======== Exercise materials ========

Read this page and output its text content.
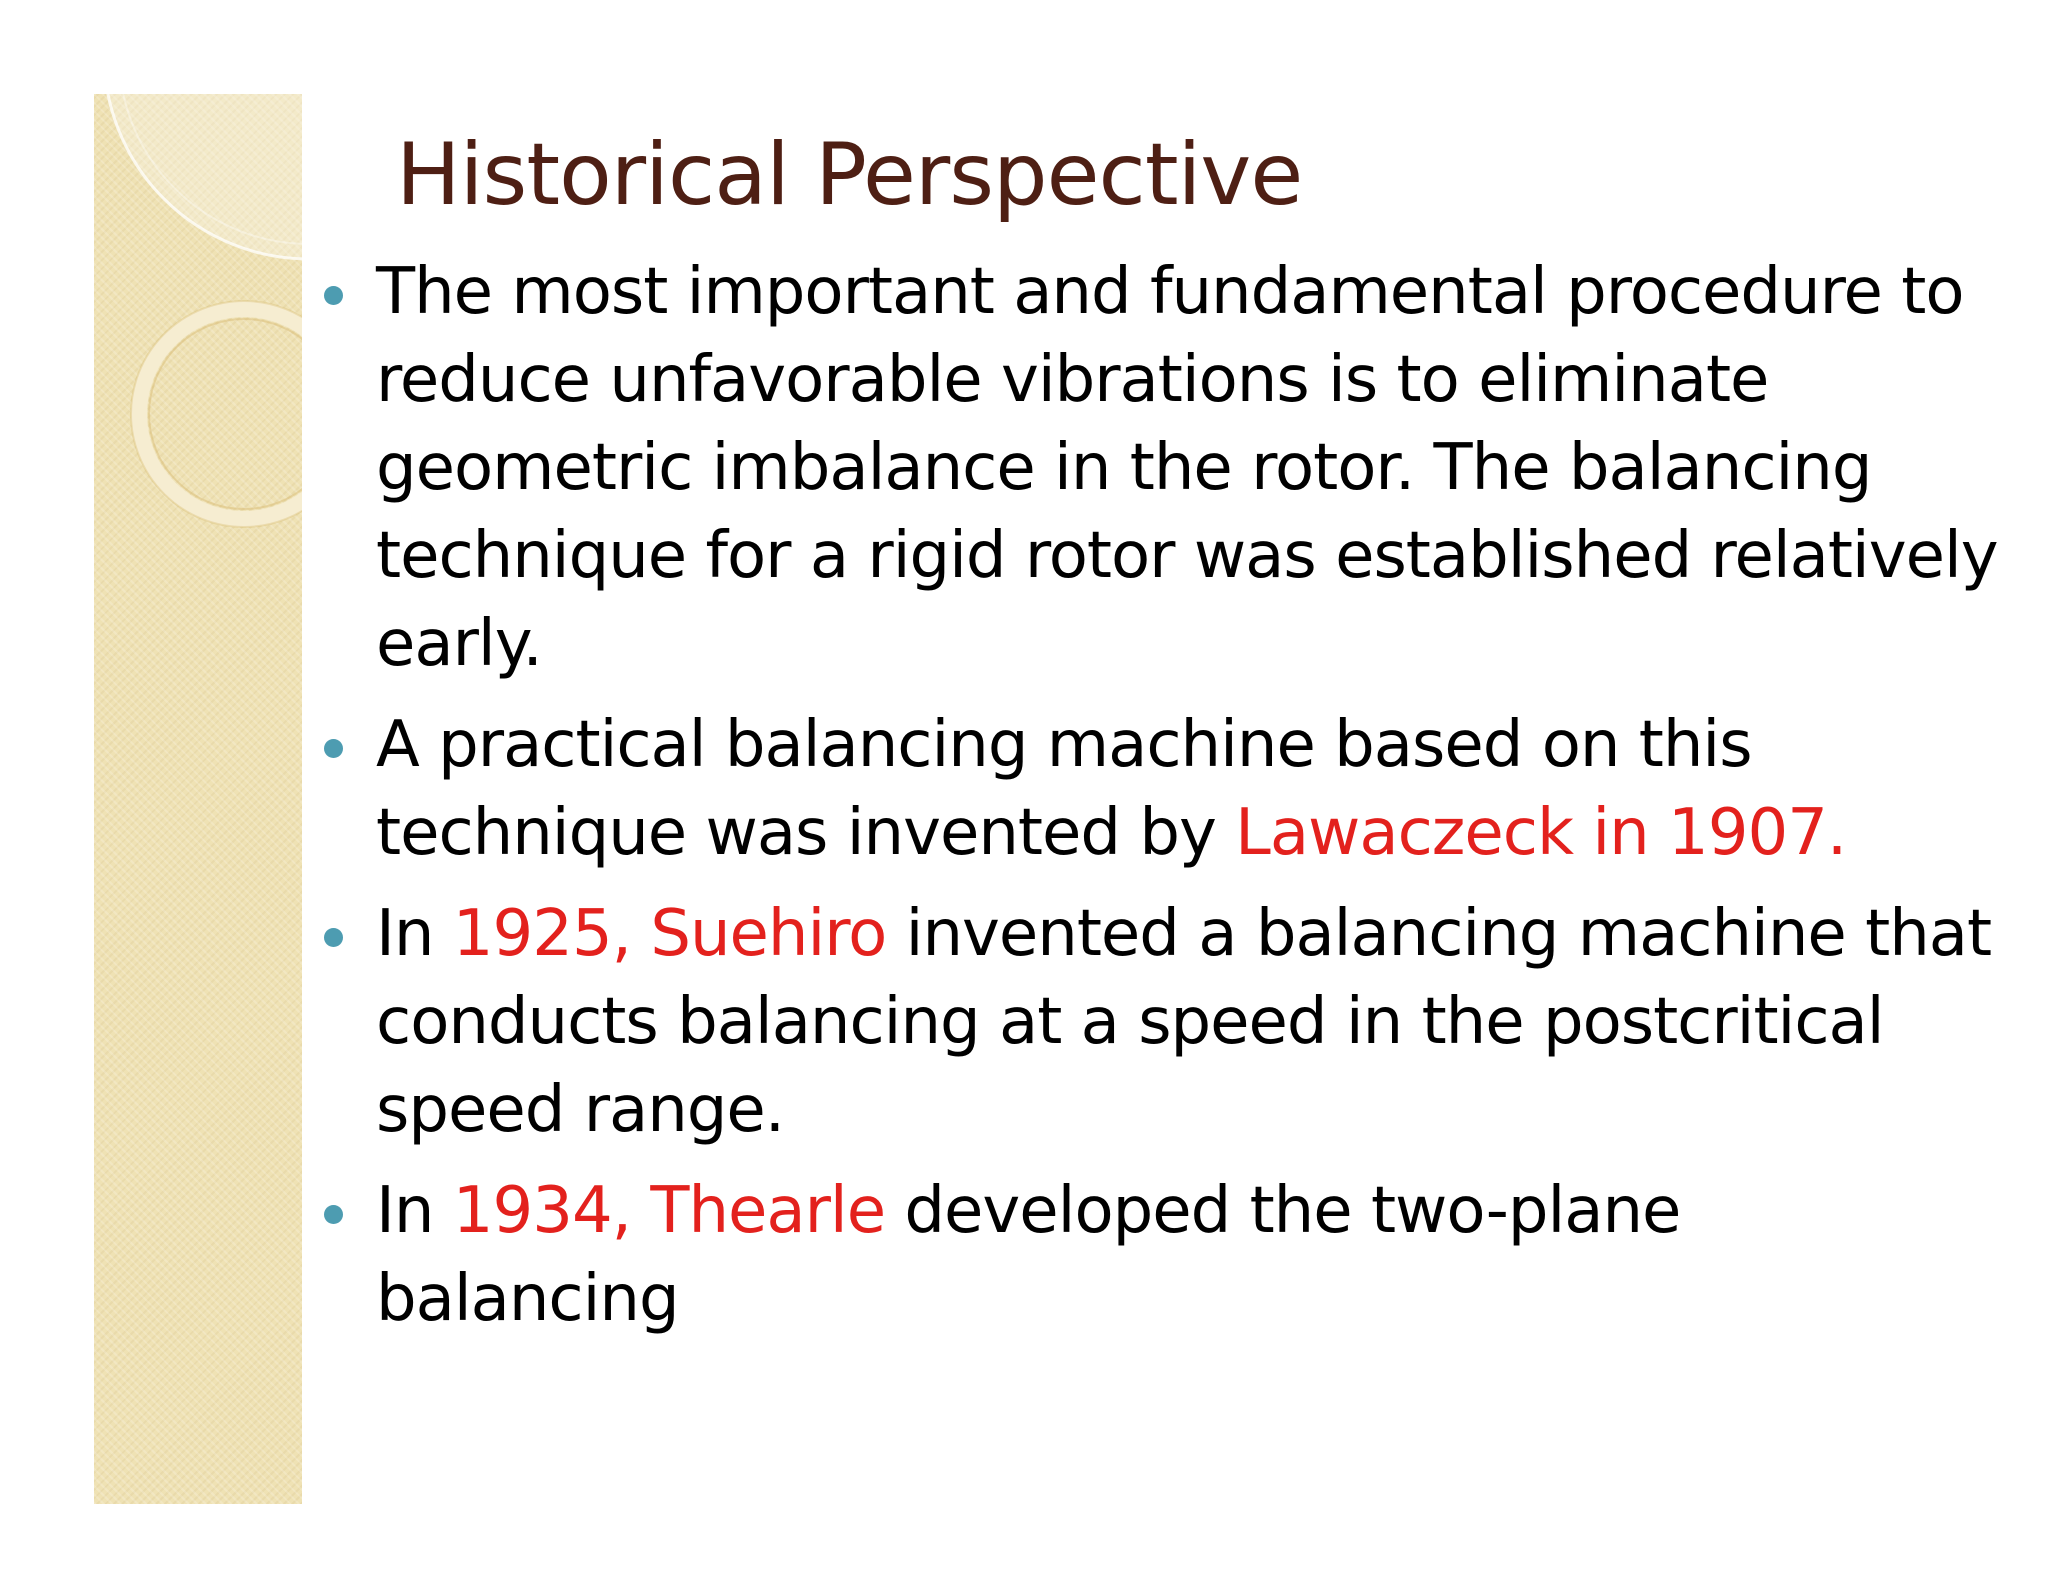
Historical Perspective
The most important and fundamental procedure to reduce unfavorable vibrations is to eliminate geometric imbalance in the rotor. The balancing technique for a rigid rotor was established relatively early.
A practical balancing machine based on this technique was invented by Lawaczeck in 1907.
In 1925, Suehiro invented a balancing machine that conducts balancing at a speed in the postcritical speed range.
In 1934, Thearle developed the two-plane balancing
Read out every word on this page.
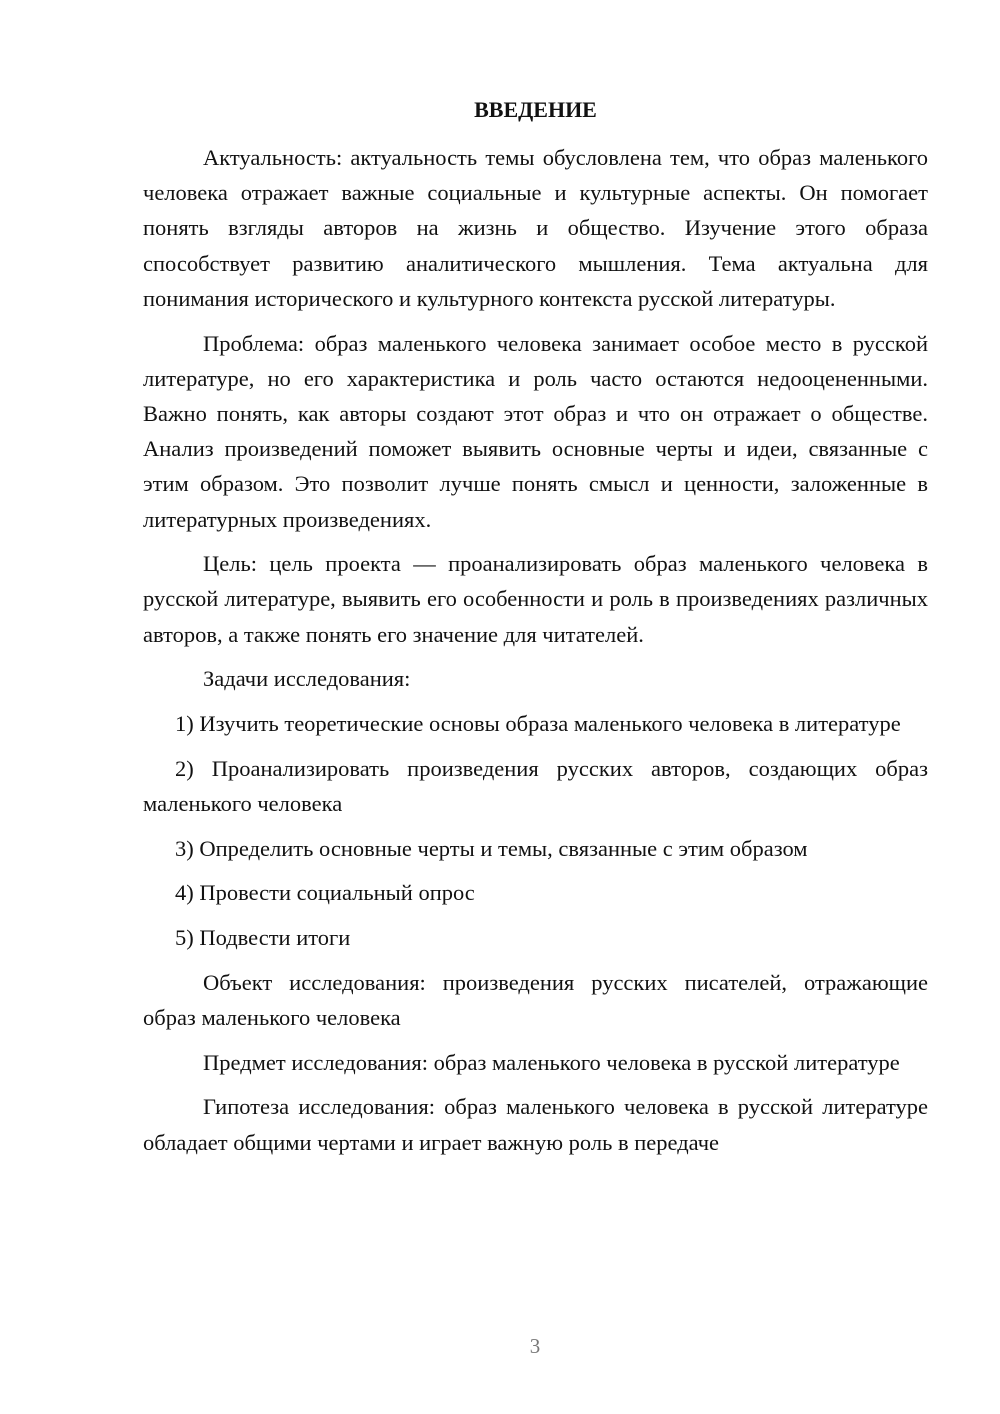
ВВЕДЕНИЕ

Актуальность: актуальность темы обусловлена тем, что образ маленького человека отражает важные социальные и культурные аспекты. Он помогает понять взгляды авторов на жизнь и общество. Изучение этого образа способствует развитию аналитического мышления. Тема актуальна для понимания исторического и культурного контекста русской литературы.

Проблема: образ маленького человека занимает особое место в русской литературе, но его характеристика и роль часто остаются недооцененными. Важно понять, как авторы создают этот образ и что он отражает о обществе. Анализ произведений поможет выявить основные черты и идеи, связанные с этим образом. Это позволит лучше понять смысл и ценности, заложенные в литературных произведениях.

Цель: цель проекта — проанализировать образ маленького человека в русской литературе, выявить его особенности и роль в произведениях различных авторов, а также понять его значение для читателей.

Задачи исследования:

1) Изучить теоретические основы образа маленького человека в литературе

2) Проанализировать произведения русских авторов, создающих образ маленького человека

3) Определить основные черты и темы, связанные с этим образом

4) Провести социальный опрос

5) Подвести итоги

Объект исследования: произведения русских писателей, отражающие образ маленького человека

Предмет исследования: образ маленького человека в русской литературе

Гипотеза исследования: образ маленького человека в русской литературе обладает общими чертами и играет важную роль в передаче

3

========

Exercise goal
Within the listing above, work out how many lines contain the string "исследования", and reply with that number only.

Exercise answer
4